## What you will do
1. In the passage on refugee property, shorten the paragraph beginning "The United Nations sees the return" and keep its main facts.
2. From the passage on refugee property, reproduce the text from "When families flee, they" up to and including "in the world.".

--- BEGIN Text shown ---

When families flee, they abandon homes, land, and expensive personal property like cars, machinery, and furniture.
Sometimes, escapes are planned far enough in advance for families to make accommodations: sell the car, rent out the apartment, draw up documents passing the farm to a relative. The more common case, however, is the one we are seeing unfold in Afghanistan: A sudden deterioration sends a panic through the country and families have days—sometimes hours—to pack up and go, leaving everything behind.
What happens to all of these valuables?
In most Western countries, property records ensure that even if something is left behind, it can eventually be recovered. For example, I have a deed showing I own my home, and more importantly, the County Recorder’s office has a record of my home deed. I can hop online and pull that record up from anywhere in the world.
But the countries most refugees come from (currently, two-thirds of all global refugees hail from Syria, Venezuela, Afghanistan, South Sudan, and Myanmar) don’t have these systems in place. According to the Global Property Rights Index, a quarter of Myanmar’s population has no formal property documents. In Afghanistan and Venezuela, a quarter of the population say it's likely they’ll be forced off their land or out of their homes in the next five years—meaning that even if they have documents, they don’t believe those documents would protect them. Not to mention that women and other vulnerable groups are often less likely than men to have titles to their homes and land.
The United Nations sees the return of property as a critical part of peace building, and has set rules for restoring the possessions people leave behind once a conflict has ended. These rules, called the Pinheiro Principles, establish the state’s duty to restore taken property, and, if it's impossible to restore that property (for example, if it was destroyed in a bombing), to provide compensation.
It will likely be years before fleeing refugees can use these bits of evidence to prove where they lived and apply for compensation.
But that’s more easily said than done.
Even for those with documents, in many countries, property documents aren’t stored, centralized, or backed up. That means the property owner has the only copy, and if they’ve fled in a hurry, or misplaced their document, there’s no other record to be found.
On top of that, abandoned homes and land are often subsequently occupied by squatters from an opposing ethnic group or political party. For example, roughly 7 million Colombians—or 15 percent of the population—were internally displaced as a result of the country’s decades-long conflict between the state, right-wing paramilitary groups, and Marxist guerrilla groups. The Revolutionary Armed Forces of Colombia and other guerrilla and paramilitary groups seized valuable land from fleeing farmers, indigenous communities, and Afro-Colombian minorities, illegally acquiring an estimated 8 million hectares of land—4 percent of Colombian territory.
Indeed, these occupations often have an intergenerational ripple effect. In Burundi, a civil war between the Hutu and Tutsi ethnicities raged from 1993 to 2005, and conflict intermittently continues to simmer. When the first of the Hutu refugees fled in the early 90s, Tutsis occupied their homes. Nearly two generations later, more than 330,000 Burundian refugees remain abroad. Yet, it's hard to untangle what to do about young Tutsi adults who were born in and have lived their entire lives in homes that were once Hutu property.

--- END Text shown ---
--- BEGIN Supplied material ---

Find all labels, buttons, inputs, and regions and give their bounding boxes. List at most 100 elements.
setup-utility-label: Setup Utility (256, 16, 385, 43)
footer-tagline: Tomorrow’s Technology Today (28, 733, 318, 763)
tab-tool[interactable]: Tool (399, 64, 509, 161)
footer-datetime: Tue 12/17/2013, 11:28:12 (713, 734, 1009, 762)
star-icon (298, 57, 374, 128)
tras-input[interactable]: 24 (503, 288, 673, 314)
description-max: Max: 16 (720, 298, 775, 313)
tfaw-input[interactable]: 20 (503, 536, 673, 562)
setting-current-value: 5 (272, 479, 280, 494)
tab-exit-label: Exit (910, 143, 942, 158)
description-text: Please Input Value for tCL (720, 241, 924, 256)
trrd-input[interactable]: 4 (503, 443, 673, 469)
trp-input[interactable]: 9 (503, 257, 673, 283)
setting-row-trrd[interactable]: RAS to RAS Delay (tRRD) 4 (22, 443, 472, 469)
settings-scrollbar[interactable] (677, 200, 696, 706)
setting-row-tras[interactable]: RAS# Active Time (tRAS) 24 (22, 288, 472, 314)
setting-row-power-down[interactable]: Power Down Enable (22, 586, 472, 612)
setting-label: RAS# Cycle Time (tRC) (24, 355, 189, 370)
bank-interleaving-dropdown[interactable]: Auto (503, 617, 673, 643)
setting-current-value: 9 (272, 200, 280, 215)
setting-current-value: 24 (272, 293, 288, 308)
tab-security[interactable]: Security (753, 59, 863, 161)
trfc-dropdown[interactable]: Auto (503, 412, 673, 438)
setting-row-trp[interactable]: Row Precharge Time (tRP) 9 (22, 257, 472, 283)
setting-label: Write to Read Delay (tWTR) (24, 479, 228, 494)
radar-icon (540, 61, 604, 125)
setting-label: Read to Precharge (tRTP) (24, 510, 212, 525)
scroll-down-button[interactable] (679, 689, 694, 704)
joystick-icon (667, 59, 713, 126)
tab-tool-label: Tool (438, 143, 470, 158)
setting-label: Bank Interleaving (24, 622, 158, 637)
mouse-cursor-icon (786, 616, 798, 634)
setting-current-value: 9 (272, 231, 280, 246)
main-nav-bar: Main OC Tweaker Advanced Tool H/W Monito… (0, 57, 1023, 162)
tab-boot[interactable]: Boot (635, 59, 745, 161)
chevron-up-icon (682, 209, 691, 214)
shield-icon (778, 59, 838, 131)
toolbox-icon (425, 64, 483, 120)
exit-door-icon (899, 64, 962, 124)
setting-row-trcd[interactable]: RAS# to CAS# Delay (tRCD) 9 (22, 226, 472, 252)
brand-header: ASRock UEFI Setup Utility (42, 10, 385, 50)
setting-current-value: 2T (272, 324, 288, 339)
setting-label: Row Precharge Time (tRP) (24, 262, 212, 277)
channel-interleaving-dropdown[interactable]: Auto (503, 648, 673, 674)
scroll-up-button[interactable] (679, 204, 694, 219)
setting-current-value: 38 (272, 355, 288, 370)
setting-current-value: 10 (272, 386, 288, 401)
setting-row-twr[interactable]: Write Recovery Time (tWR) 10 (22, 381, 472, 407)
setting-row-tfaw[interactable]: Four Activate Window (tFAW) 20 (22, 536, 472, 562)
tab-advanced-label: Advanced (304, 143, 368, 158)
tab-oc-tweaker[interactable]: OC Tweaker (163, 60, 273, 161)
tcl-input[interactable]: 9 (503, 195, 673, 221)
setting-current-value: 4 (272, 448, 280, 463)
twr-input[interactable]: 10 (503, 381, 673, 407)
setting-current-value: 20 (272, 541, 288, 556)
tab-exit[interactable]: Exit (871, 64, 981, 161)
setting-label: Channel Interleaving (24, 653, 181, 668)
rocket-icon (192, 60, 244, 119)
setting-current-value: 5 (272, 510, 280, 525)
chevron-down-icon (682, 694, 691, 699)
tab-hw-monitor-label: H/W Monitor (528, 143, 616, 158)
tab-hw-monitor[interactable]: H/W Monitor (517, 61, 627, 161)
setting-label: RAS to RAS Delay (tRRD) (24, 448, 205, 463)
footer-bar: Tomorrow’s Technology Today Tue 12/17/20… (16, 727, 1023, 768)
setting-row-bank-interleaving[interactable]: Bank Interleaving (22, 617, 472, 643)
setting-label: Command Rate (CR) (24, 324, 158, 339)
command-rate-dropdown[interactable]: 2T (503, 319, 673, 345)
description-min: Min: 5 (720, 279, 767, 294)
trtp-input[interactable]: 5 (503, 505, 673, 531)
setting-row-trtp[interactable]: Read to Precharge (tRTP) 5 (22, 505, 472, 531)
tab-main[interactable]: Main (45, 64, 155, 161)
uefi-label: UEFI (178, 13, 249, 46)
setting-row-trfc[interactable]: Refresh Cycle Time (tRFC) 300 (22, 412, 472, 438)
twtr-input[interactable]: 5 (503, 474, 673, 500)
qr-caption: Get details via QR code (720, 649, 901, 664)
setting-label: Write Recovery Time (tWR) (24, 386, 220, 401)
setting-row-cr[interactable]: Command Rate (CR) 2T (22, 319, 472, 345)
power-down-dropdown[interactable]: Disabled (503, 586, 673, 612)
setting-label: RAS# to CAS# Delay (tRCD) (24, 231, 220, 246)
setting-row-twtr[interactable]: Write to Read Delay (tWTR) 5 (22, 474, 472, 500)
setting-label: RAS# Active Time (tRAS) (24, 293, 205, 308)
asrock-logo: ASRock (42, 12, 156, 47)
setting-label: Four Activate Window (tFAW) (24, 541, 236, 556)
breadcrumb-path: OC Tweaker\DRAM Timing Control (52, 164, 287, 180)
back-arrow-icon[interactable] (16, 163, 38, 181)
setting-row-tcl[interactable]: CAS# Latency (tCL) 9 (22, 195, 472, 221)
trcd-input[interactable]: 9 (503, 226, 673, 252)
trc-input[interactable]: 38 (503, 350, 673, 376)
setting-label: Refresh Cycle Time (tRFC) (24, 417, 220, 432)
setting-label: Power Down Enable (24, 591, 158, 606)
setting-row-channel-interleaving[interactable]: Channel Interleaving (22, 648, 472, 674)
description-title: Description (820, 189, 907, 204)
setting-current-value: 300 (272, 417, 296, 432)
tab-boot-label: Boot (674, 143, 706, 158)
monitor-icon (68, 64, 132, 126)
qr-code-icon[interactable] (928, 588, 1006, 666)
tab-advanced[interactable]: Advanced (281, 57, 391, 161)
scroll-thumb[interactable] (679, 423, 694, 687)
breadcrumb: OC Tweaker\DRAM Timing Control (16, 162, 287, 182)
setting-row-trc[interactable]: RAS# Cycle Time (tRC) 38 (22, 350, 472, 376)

--- END Supplied material ---

## Solutions to the exercise
1. The United Nations views returning property as key to peace building and has set rules, the Pinheiro Principles, for restoring possessions left behind once a conflict ends. They make the state responsible for restoring taken property or, when that is impossible (for example, after destruction in a bombing), for providing compensation.

2.
When families flee, they abandon homes, land, and expensive personal property like cars, machinery, and furniture.
Sometimes, escapes are planned far enough in advance for families to make accommodations: sell the car, rent out the apartment, draw up documents passing the farm to a relative. The more common case, however, is the one we are seeing unfold in Afghanistan: A sudden deterioration sends a panic through the country and families have days—sometimes hours—to pack up and go, leaving everything behind.
What happens to all of these valuables?
In most Western countries, property records ensure that even if something is left behind, it can eventually be recovered. For example, I have a deed showing I own my home, and more importantly, the County Recorder’s office has a record of my home deed. I can hop online and pull that record up from anywhere in the world.